--- Task to complete ---
Gather up every line that includes the string "bottom".

--- Records for processing ---

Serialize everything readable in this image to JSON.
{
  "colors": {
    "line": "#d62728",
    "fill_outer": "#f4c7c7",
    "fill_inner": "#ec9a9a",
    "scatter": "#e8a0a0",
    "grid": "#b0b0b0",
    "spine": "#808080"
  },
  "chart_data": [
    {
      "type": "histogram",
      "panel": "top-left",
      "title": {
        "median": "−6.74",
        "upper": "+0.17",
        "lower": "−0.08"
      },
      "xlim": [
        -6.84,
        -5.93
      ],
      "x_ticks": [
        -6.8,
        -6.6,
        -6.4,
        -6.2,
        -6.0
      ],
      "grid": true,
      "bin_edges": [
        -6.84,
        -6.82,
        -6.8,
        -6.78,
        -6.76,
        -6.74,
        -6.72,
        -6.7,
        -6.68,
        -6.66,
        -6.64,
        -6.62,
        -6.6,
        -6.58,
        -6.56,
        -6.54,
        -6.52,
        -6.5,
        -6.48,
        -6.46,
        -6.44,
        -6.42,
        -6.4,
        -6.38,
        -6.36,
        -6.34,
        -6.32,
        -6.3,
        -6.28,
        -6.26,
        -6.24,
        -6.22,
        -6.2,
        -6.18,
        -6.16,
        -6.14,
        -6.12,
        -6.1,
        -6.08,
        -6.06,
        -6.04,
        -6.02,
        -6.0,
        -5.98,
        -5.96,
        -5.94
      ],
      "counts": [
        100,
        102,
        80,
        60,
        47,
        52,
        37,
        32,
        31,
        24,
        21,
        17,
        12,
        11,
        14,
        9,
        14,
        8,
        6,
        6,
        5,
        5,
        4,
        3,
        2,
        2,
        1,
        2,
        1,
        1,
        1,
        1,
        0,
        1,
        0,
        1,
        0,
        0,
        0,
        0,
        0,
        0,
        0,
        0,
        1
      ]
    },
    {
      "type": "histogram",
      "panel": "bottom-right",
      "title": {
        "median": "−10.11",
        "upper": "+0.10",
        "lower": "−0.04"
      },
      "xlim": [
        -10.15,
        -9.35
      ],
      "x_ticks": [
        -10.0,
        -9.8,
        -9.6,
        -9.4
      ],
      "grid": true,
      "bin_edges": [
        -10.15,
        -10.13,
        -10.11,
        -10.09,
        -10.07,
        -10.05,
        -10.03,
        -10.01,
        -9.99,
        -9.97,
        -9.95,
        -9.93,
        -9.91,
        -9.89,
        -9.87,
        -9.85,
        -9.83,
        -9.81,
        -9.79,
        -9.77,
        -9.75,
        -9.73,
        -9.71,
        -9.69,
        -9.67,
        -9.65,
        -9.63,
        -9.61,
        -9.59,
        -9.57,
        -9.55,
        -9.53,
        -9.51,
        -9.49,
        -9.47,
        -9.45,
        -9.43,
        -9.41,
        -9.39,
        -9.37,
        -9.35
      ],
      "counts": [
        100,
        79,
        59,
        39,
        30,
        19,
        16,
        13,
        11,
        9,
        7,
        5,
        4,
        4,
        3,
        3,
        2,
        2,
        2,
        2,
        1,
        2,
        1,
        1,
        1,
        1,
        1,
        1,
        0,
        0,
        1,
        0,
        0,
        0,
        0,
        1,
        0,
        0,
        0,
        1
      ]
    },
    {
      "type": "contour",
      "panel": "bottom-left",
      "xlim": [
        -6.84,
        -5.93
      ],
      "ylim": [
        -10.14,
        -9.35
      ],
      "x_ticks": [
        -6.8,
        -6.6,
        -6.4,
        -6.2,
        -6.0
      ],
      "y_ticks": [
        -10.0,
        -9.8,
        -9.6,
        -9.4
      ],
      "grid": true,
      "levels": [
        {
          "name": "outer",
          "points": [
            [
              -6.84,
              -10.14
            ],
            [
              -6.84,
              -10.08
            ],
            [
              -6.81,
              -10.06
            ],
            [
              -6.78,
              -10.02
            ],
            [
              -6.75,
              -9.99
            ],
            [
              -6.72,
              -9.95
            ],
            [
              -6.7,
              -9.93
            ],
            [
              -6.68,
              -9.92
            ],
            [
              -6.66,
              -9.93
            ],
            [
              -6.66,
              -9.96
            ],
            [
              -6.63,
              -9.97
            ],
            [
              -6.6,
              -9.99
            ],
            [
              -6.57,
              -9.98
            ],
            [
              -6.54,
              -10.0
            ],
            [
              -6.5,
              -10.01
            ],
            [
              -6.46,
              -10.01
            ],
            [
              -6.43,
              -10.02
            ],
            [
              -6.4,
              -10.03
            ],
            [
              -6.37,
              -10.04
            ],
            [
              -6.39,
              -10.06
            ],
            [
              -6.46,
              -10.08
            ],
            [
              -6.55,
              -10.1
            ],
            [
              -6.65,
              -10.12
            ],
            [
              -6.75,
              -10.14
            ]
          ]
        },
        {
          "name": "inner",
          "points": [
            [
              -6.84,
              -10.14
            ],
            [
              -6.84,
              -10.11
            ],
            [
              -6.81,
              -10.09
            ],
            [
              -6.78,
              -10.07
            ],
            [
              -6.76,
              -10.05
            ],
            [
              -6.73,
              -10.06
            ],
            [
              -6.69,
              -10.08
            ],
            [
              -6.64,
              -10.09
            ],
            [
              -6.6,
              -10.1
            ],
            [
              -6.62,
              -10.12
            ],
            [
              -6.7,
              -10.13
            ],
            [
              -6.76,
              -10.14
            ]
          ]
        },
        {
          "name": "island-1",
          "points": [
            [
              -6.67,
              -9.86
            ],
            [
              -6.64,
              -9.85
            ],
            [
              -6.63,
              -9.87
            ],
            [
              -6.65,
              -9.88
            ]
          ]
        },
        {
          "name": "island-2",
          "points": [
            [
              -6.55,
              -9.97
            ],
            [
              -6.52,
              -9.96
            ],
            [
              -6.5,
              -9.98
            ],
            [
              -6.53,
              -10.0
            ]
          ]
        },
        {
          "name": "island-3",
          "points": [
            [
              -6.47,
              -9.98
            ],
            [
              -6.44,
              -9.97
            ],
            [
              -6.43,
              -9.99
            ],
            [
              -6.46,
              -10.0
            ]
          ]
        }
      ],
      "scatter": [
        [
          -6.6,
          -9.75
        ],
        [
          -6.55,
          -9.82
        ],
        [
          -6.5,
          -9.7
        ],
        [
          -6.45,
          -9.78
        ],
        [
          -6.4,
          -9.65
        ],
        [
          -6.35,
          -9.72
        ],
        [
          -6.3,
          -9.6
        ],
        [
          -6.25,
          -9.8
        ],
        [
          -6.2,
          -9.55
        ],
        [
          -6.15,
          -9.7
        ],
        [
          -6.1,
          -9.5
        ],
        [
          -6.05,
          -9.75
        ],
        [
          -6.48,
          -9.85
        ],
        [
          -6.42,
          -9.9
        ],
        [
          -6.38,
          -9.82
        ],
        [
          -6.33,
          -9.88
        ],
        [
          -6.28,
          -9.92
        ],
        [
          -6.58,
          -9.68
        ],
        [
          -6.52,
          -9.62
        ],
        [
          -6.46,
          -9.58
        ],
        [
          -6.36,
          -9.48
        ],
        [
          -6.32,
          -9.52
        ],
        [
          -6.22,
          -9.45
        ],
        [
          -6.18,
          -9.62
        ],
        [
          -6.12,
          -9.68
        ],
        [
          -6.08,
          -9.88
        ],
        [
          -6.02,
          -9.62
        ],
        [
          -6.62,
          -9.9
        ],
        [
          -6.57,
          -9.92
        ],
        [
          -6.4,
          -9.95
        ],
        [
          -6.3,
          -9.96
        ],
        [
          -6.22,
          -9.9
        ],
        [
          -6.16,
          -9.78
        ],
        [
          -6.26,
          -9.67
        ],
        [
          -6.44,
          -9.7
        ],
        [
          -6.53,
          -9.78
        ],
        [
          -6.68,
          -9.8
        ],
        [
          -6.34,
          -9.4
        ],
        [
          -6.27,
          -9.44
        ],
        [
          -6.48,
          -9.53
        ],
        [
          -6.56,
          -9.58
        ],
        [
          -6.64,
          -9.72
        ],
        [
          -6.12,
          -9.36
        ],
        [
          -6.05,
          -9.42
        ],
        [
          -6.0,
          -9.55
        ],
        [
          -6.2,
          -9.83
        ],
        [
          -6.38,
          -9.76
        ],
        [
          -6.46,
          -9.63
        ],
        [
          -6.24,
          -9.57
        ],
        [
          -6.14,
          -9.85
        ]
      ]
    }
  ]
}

--- Finished task ---
      "panel": "bottom-right",
      "panel": "bottom-left",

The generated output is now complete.